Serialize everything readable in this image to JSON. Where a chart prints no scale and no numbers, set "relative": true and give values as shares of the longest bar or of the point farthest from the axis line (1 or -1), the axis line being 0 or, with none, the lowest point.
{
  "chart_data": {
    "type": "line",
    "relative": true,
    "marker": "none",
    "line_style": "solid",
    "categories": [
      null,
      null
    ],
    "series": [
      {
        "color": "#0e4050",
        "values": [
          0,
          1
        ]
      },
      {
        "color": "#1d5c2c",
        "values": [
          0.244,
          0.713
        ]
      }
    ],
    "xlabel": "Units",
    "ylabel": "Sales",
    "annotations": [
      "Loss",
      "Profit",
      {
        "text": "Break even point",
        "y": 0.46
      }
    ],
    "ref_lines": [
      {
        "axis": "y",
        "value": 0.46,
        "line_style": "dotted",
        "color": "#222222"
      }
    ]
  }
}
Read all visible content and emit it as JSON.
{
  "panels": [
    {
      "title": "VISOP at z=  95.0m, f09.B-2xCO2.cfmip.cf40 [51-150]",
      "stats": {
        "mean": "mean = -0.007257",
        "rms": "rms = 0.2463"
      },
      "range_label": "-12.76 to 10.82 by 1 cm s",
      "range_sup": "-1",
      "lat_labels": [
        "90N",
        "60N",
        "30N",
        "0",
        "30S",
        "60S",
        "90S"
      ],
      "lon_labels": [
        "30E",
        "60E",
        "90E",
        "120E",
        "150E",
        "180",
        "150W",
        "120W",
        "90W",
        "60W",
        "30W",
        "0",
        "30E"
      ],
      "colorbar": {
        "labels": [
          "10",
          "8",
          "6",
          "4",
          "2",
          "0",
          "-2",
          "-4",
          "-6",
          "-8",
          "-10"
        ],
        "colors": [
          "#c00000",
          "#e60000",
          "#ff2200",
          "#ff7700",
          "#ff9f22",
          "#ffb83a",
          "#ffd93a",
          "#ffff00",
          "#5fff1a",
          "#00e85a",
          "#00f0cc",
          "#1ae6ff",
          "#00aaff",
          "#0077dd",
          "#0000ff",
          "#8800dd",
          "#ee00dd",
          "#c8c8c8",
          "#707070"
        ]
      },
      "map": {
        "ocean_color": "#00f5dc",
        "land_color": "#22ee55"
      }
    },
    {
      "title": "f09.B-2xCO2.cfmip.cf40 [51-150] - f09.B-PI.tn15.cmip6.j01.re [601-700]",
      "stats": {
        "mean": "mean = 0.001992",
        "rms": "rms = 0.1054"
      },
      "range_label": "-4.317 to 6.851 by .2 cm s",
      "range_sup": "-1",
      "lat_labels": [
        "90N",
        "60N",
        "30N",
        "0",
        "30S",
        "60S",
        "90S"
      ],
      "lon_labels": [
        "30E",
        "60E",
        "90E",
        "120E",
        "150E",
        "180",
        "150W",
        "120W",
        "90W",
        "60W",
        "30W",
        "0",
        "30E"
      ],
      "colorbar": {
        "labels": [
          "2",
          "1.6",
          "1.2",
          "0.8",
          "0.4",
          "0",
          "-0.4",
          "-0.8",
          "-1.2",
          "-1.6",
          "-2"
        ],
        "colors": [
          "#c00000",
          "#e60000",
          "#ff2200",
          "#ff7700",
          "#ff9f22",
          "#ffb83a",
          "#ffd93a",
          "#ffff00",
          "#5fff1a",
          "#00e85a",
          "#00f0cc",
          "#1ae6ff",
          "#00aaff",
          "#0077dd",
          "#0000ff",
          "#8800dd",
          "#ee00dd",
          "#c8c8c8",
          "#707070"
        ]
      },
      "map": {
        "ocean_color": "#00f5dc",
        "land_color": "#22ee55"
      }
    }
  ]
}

--*--

Go over the data above and copy every line that has the word "mean" in it.

— Expected answer —
        "mean": "mean = -0.007257",
        "mean": "mean = 0.001992",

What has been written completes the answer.